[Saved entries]
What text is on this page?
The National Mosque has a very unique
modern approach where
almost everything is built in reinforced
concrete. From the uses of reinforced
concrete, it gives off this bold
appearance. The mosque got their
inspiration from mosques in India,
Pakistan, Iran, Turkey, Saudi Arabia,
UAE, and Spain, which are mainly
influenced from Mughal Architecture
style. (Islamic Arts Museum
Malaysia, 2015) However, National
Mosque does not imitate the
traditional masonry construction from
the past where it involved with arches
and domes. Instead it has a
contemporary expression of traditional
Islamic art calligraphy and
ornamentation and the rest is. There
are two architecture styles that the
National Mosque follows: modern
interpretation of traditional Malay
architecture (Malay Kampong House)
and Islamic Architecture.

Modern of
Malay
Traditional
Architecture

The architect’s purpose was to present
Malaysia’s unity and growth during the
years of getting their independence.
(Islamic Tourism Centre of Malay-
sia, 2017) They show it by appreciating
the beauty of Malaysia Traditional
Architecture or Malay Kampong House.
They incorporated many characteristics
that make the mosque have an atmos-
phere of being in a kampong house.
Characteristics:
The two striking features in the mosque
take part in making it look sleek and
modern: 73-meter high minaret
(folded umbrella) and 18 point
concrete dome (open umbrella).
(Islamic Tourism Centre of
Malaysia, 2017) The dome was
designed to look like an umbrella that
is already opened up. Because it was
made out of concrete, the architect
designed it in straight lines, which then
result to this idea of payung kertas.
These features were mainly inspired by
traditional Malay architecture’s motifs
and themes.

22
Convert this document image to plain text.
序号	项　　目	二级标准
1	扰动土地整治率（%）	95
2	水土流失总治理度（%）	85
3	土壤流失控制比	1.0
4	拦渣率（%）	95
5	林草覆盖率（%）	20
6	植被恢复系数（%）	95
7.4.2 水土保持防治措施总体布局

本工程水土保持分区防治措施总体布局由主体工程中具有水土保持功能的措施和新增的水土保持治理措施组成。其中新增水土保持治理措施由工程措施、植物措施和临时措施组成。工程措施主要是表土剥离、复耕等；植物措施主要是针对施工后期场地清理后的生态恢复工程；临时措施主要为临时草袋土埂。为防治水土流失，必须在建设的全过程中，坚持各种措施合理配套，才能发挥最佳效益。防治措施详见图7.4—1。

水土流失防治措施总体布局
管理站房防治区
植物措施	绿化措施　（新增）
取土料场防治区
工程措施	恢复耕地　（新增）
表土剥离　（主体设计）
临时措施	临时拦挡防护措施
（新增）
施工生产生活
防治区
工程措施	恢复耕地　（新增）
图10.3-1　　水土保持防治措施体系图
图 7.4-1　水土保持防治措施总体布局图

Given exercise: Give the number of lines in the records that contain the string "Malaysia", with no other output.

Output: 4